-------- MATERIAL FOR THIS TASK
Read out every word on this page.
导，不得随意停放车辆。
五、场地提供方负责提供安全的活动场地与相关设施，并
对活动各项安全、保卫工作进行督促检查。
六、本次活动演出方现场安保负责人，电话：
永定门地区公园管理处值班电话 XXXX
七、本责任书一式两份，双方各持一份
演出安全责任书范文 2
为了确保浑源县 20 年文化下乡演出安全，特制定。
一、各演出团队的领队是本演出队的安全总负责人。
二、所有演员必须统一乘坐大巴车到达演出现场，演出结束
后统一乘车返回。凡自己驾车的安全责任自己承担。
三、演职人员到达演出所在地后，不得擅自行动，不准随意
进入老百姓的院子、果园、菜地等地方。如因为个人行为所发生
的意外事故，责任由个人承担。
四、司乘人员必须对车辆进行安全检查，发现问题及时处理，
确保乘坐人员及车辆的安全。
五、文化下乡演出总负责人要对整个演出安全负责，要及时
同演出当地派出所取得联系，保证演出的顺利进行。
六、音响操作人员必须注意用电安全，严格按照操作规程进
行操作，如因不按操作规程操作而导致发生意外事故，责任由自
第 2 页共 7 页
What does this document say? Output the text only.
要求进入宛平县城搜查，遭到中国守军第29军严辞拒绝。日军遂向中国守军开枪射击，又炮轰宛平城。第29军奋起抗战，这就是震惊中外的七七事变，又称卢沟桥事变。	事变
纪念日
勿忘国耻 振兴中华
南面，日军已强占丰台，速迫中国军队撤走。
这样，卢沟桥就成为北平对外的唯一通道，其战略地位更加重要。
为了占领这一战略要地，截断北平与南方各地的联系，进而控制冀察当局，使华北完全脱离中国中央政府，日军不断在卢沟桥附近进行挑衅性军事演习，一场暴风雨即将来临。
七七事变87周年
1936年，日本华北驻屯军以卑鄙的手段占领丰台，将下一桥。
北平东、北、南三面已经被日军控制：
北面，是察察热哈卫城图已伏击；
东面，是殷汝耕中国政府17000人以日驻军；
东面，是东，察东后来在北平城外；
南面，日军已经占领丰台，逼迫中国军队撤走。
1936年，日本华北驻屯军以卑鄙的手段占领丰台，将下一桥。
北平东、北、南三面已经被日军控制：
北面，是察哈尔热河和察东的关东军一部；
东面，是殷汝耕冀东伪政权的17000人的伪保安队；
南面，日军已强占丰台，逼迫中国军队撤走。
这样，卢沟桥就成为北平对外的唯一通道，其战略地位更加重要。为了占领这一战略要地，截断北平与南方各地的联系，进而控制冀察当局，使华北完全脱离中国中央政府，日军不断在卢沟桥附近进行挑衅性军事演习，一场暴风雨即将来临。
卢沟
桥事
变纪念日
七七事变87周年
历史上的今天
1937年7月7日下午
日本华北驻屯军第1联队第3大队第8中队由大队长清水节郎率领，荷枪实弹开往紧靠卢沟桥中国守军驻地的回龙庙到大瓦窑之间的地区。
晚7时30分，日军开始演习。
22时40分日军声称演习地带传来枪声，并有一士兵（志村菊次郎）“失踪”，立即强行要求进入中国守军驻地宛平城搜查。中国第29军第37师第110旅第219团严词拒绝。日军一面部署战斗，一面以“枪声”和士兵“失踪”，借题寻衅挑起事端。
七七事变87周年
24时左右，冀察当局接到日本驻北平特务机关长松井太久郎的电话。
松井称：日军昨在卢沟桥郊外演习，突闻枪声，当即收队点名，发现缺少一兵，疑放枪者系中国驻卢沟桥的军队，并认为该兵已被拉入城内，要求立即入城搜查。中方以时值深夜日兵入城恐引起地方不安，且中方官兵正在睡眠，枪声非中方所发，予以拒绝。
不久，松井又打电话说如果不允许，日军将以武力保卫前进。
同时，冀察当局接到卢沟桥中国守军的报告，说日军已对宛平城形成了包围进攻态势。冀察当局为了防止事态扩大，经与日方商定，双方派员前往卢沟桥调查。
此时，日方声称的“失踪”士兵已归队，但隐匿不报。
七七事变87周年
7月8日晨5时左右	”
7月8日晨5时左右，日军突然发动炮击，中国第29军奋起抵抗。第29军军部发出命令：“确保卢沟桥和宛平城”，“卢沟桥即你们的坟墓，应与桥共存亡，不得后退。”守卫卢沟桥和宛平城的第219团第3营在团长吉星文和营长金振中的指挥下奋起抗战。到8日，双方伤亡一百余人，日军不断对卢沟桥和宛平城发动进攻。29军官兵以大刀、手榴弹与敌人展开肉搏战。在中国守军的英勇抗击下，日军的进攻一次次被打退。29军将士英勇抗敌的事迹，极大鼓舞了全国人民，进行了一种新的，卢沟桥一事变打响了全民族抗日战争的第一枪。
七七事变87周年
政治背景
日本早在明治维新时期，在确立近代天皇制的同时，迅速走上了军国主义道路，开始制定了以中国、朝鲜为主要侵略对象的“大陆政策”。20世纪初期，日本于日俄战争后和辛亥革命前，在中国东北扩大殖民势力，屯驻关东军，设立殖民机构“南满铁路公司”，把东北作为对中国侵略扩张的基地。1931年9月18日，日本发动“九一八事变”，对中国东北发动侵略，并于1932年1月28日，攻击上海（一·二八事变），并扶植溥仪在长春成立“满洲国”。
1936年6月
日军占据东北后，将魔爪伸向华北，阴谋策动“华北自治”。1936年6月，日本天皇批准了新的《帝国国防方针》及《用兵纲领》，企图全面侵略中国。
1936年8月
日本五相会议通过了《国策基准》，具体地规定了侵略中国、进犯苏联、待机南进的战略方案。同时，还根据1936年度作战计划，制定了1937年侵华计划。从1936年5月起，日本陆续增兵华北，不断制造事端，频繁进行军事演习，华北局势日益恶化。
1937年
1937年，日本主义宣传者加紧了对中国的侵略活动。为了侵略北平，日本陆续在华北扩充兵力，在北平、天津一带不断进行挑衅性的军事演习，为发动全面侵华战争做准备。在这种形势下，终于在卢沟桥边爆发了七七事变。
----------------
> _YOUR OBJECTIVE_: List the lines of the entries that include "截断北平与南方各地的联系".

> _COMPLETE OUTPUT_:
为了占领这一战略要地，截断北平与南方各地的联系，进而控制冀察当局，使华北完全脱离中国中央政府，日军不断在卢沟桥附近进行挑衅性军事演习，一场暴风雨即将来临。
这样，卢沟桥就成为北平对外的唯一通道，其战略地位更加重要。为了占领这一战略要地，截断北平与南方各地的联系，进而控制冀察当局，使华北完全脱离中国中央政府，日军不断在卢沟桥附近进行挑衅性军事演习，一场暴风雨即将来临。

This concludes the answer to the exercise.